* [Exercise task] Quote all of the data that follows exactly as written, skipping the images.

_ _ _

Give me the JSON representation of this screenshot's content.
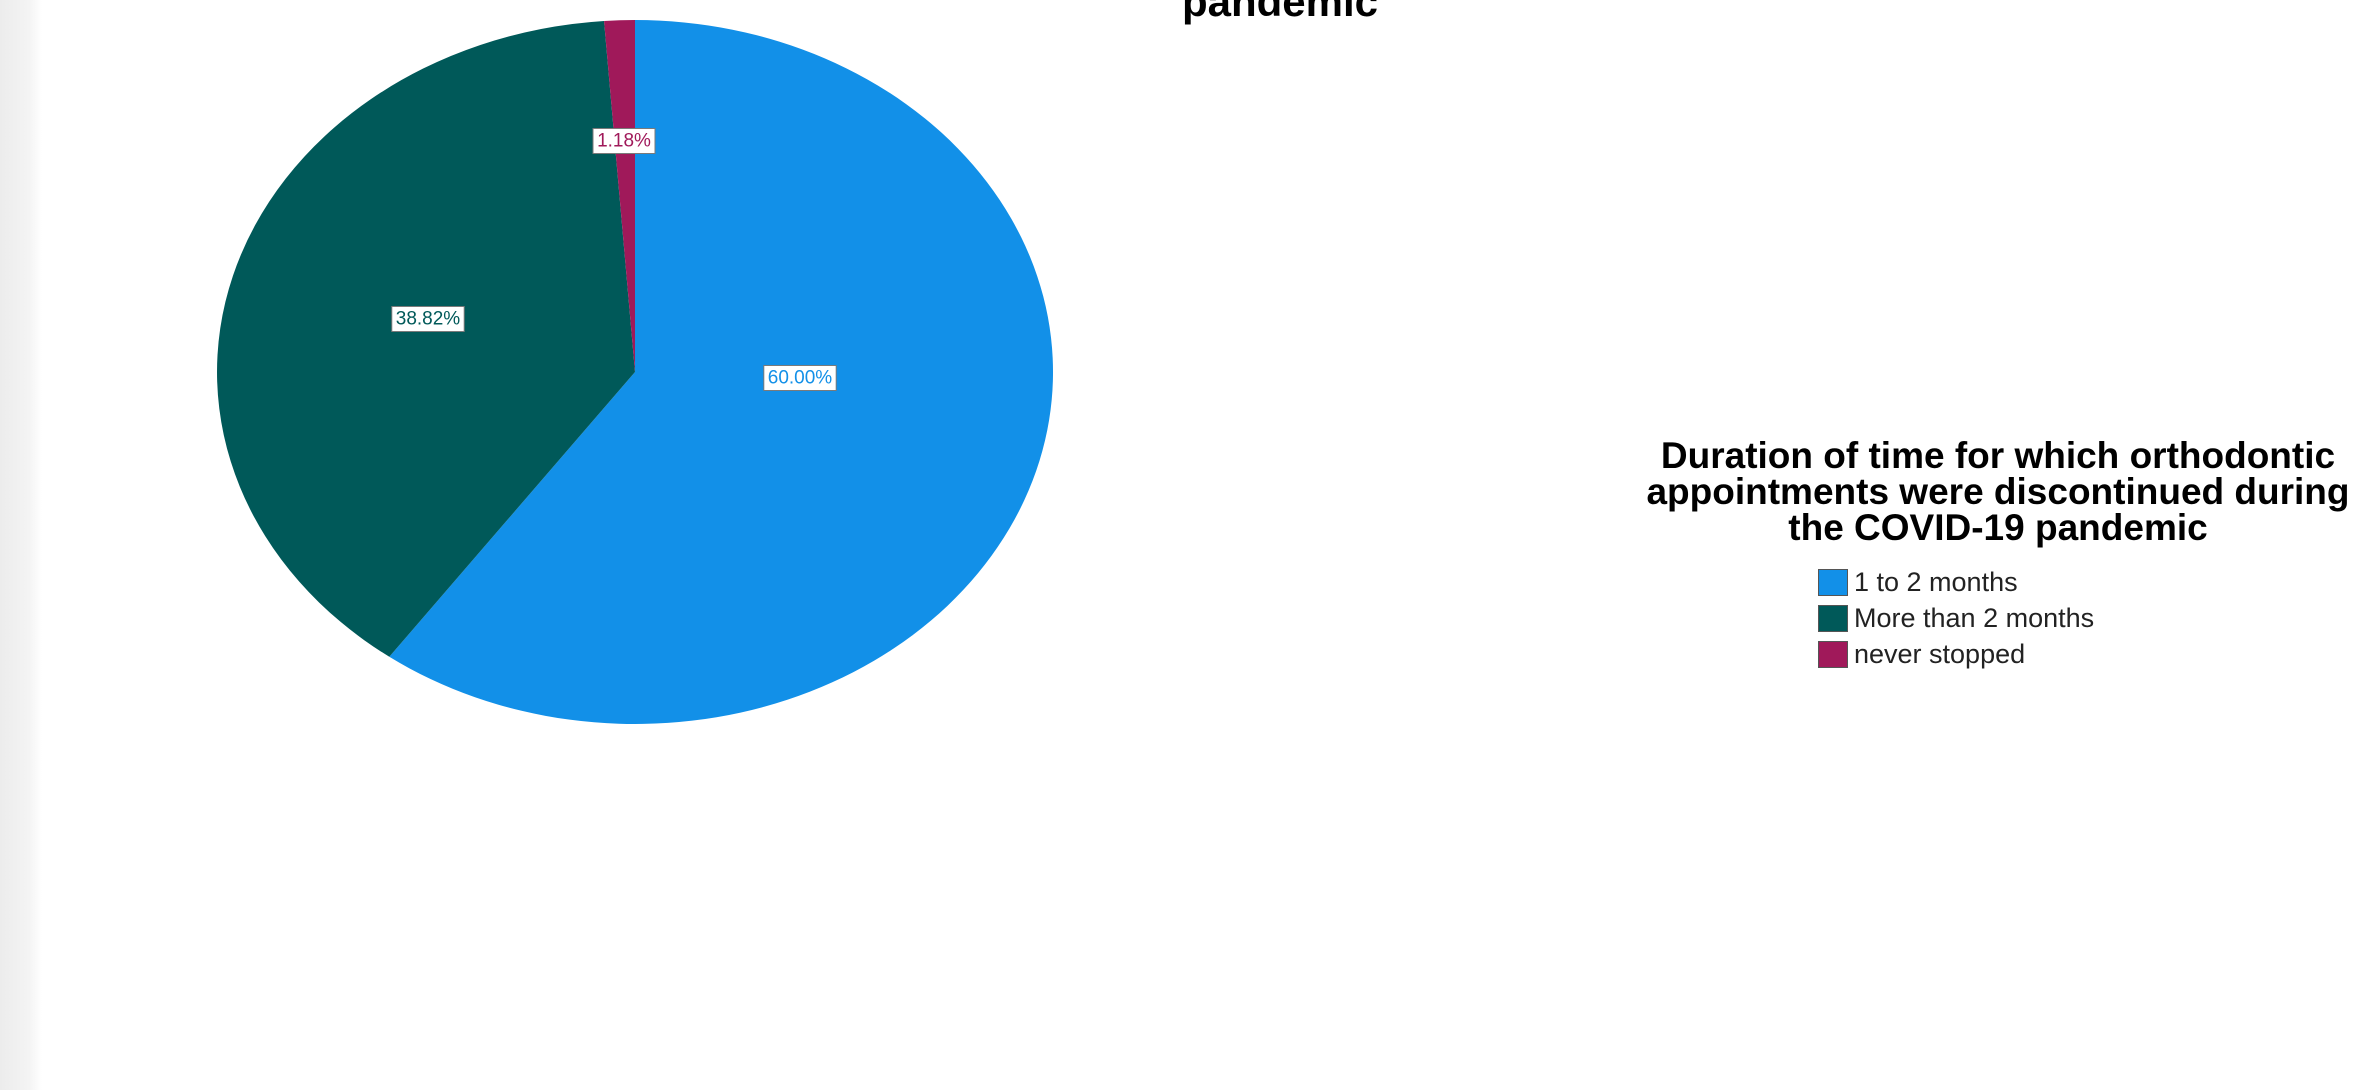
{
  "chart_data": {
    "type": "pie",
    "title": "pandemic",
    "legend_title": "Duration of time for which orthodontic appointments were discontinued during the COVID-19 pandemic",
    "legend_position": "right",
    "slices": [
      {
        "label": "1 to 2 months",
        "value": 60.0,
        "value_label": "60.00%",
        "color": "#1290e8",
        "label_color": "#1290e8"
      },
      {
        "label": "More than 2 months",
        "value": 38.82,
        "value_label": "38.82%",
        "color": "#005959",
        "label_color": "#005959"
      },
      {
        "label": "never stopped",
        "value": 1.18,
        "value_label": "1.18%",
        "color": "#a0195a",
        "label_color": "#a0195a"
      }
    ]
  }
}
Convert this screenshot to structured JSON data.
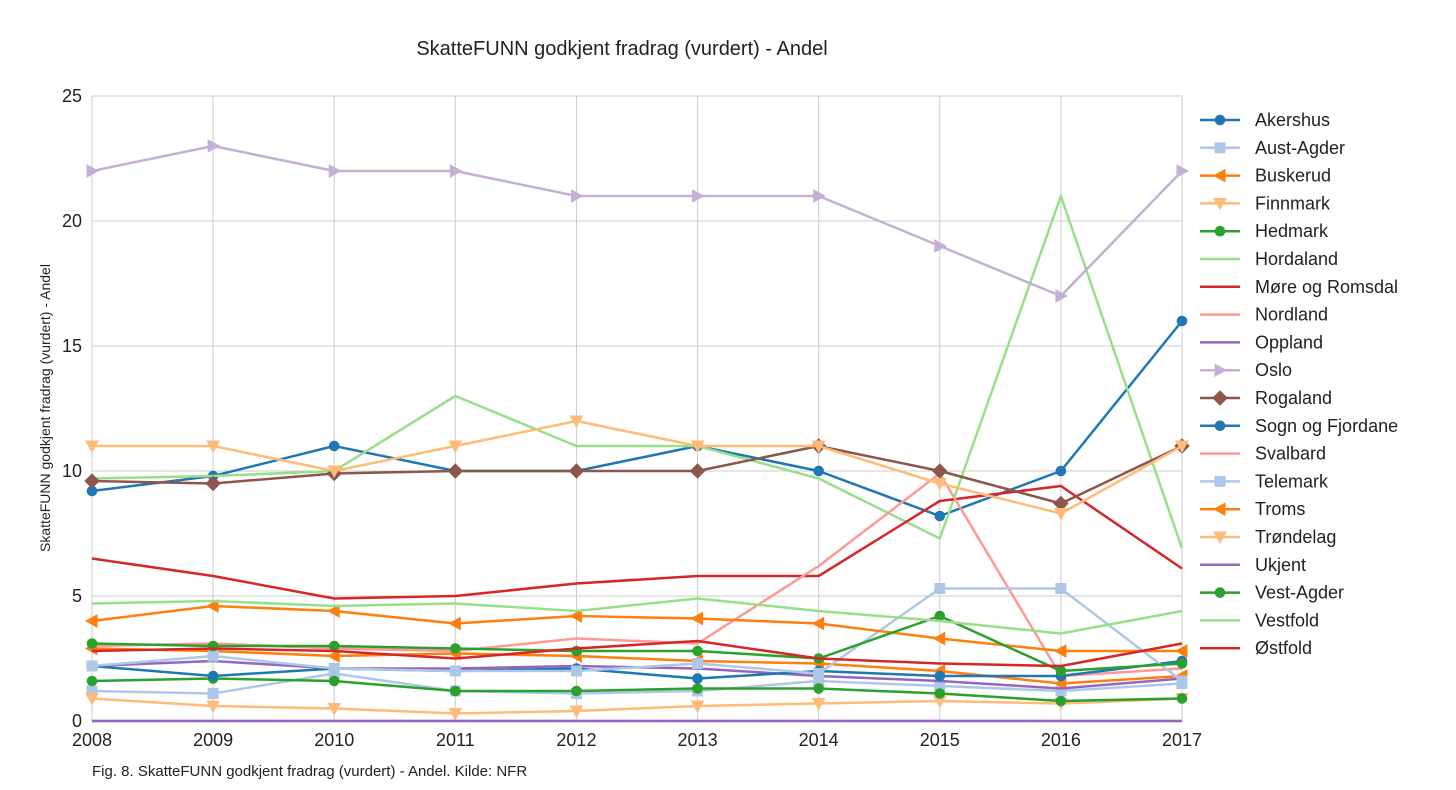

_ _ _

* [Response]
Give me the JSON representation of this screenshot's content.
{
  "chart_data": {
    "type": "pie",
    "title": "pandemic",
    "legend_title": "Duration of time for which orthodontic appointments were discontinued during the COVID-19 pandemic",
    "legend_position": "right",
    "slices": [
      {
        "label": "1 to 2 months",
        "value": 60.0,
        "value_label": "60.00%",
        "color": "#1290e8",
        "label_color": "#1290e8"
      },
      {
        "label": "More than 2 months",
        "value": 38.82,
        "value_label": "38.82%",
        "color": "#005959",
        "label_color": "#005959"
      },
      {
        "label": "never stopped",
        "value": 1.18,
        "value_label": "1.18%",
        "color": "#a0195a",
        "label_color": "#a0195a"
      }
    ]
  }
}
Convert this screenshot to structured JSON data.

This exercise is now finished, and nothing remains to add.